## PROBLEM DETAILS
Pick out each line in these entries that contains the string "include".

## EXERCISE MATERIALS
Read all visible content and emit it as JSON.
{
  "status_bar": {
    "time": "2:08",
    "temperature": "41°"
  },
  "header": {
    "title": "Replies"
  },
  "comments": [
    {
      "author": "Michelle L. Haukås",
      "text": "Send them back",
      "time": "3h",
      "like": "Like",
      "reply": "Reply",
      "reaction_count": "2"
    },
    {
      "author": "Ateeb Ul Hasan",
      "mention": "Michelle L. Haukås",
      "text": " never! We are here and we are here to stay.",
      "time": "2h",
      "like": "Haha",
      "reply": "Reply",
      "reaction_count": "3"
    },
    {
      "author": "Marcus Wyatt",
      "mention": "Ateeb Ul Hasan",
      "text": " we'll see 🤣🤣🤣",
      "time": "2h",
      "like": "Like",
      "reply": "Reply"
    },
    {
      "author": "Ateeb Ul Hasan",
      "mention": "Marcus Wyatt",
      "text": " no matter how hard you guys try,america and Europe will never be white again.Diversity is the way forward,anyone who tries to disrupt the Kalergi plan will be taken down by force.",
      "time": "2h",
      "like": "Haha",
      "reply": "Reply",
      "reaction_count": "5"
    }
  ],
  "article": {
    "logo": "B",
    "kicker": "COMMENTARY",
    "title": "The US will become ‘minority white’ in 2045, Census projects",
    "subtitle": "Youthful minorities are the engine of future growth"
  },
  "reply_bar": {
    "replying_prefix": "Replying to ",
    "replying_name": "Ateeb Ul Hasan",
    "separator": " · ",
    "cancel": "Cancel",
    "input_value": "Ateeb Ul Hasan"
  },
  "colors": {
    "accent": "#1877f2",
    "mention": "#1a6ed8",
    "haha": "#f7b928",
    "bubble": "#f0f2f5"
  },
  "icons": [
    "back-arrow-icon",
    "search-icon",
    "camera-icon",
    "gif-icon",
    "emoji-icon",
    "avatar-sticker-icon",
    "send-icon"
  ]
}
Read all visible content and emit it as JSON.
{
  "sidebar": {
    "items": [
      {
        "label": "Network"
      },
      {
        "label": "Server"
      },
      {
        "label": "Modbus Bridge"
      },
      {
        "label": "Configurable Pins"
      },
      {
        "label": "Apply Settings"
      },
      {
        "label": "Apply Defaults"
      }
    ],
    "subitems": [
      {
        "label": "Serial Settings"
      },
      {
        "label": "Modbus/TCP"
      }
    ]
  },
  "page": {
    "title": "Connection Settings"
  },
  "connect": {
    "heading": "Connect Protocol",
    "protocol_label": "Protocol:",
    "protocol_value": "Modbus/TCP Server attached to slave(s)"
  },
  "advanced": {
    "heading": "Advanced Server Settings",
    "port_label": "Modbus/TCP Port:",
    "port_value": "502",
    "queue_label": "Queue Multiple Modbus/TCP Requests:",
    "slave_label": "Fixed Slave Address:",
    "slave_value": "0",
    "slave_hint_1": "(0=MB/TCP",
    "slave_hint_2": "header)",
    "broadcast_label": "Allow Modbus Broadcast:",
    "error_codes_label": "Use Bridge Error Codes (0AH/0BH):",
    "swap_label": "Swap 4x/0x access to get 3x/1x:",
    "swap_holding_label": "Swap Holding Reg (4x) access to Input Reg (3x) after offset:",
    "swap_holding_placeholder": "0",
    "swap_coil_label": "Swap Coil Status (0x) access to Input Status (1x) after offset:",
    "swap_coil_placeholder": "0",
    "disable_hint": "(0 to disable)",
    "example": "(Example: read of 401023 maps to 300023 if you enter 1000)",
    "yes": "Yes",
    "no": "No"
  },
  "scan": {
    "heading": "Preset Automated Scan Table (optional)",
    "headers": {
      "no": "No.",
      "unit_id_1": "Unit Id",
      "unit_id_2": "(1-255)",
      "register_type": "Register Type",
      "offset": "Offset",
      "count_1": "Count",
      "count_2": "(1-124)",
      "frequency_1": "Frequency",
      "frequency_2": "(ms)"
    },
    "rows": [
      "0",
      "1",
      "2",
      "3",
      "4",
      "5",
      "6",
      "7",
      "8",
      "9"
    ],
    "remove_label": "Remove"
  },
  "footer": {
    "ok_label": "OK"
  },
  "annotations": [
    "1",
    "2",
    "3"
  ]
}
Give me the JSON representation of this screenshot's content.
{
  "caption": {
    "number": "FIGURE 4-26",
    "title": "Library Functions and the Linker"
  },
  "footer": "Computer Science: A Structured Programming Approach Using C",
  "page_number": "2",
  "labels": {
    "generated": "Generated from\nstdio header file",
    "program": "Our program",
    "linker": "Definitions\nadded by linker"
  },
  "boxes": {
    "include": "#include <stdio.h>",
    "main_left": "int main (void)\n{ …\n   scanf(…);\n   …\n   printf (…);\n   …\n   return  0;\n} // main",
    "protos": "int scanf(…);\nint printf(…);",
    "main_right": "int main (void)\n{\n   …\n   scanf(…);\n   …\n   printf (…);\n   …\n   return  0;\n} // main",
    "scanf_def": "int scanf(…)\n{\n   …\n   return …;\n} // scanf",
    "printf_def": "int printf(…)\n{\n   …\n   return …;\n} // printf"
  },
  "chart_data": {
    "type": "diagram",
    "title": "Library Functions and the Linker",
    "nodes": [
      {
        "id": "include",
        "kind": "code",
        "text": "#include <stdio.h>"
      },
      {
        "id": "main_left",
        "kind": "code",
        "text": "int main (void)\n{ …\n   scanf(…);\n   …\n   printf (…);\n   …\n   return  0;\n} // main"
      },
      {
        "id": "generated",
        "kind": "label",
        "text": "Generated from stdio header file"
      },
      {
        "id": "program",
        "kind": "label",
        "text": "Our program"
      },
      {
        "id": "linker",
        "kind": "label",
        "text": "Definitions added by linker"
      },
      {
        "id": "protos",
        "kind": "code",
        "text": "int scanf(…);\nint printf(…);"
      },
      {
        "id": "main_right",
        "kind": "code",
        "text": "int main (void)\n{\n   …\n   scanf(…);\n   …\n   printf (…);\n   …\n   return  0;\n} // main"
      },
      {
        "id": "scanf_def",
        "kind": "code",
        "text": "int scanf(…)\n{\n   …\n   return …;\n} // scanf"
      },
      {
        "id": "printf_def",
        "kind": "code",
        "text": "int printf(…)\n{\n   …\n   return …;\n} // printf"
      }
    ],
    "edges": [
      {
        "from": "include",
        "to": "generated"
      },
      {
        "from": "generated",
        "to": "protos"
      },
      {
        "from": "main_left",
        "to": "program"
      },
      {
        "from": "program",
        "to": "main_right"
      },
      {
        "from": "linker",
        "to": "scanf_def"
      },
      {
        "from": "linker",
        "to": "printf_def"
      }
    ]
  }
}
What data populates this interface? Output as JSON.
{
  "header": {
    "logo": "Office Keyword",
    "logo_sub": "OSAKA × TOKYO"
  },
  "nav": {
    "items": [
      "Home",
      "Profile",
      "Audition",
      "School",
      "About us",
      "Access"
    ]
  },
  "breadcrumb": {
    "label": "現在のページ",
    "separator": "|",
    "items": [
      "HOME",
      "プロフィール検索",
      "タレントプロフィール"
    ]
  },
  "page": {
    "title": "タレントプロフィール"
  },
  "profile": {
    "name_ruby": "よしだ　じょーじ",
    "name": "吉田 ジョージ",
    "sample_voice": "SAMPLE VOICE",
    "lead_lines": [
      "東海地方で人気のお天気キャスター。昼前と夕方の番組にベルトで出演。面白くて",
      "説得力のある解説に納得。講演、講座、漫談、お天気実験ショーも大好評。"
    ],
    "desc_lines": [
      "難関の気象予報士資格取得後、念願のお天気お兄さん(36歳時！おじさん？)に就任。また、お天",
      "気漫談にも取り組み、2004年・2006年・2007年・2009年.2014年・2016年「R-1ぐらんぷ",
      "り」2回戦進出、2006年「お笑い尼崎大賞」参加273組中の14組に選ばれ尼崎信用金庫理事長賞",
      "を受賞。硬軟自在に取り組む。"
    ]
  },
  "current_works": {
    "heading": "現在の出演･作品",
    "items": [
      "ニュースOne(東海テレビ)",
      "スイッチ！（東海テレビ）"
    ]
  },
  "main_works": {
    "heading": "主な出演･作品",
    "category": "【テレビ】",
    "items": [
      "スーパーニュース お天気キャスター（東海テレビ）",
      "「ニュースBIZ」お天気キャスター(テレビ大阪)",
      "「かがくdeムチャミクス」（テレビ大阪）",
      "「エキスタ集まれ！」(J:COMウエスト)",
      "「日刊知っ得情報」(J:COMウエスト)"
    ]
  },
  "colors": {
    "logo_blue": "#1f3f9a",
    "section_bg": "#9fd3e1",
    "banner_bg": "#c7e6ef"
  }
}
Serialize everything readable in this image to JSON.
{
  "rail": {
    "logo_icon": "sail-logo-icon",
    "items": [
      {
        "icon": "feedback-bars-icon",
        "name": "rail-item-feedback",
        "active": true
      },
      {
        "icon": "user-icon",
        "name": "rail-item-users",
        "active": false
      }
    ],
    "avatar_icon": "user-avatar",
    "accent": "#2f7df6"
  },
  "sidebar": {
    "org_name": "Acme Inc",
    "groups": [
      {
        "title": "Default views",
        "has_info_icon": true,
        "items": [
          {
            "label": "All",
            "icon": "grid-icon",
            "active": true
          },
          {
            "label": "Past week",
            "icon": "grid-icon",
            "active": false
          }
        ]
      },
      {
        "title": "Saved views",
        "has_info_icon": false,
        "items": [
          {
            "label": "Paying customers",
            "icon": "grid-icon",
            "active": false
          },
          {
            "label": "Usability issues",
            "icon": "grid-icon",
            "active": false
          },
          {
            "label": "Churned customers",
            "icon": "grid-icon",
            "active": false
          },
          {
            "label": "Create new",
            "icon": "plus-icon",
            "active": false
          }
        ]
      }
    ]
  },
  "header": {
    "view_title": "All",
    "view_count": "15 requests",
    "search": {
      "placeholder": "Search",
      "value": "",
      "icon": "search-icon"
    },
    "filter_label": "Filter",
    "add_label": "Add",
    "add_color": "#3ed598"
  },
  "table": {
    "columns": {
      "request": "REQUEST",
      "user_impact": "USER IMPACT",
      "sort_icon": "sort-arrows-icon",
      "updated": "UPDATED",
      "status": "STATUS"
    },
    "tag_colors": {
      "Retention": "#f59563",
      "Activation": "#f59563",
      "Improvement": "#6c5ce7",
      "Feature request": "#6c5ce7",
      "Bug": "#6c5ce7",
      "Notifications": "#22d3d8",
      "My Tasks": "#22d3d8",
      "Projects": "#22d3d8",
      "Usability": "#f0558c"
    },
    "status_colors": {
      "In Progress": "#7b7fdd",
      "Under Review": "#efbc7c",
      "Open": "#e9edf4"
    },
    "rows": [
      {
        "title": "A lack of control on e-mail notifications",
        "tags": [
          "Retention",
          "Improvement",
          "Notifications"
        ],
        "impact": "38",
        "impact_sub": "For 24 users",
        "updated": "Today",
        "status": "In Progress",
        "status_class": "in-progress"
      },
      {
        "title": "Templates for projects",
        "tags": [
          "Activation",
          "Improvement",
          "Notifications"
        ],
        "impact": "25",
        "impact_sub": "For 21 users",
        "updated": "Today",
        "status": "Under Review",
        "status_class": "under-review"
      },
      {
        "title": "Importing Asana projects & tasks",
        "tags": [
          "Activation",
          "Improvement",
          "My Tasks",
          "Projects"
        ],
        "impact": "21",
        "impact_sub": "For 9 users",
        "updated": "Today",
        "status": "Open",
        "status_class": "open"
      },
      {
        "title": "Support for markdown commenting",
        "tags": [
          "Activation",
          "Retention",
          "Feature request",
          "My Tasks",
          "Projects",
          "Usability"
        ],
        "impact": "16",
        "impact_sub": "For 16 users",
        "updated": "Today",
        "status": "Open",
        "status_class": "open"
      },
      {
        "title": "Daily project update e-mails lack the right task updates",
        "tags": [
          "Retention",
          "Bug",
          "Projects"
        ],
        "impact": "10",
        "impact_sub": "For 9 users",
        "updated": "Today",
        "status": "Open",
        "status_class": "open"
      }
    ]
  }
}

## EXPECTED ANSWER
    "include": "#include <stdio.h>",
        "id": "include",
        "text": "#include <stdio.h>"
        "from": "include",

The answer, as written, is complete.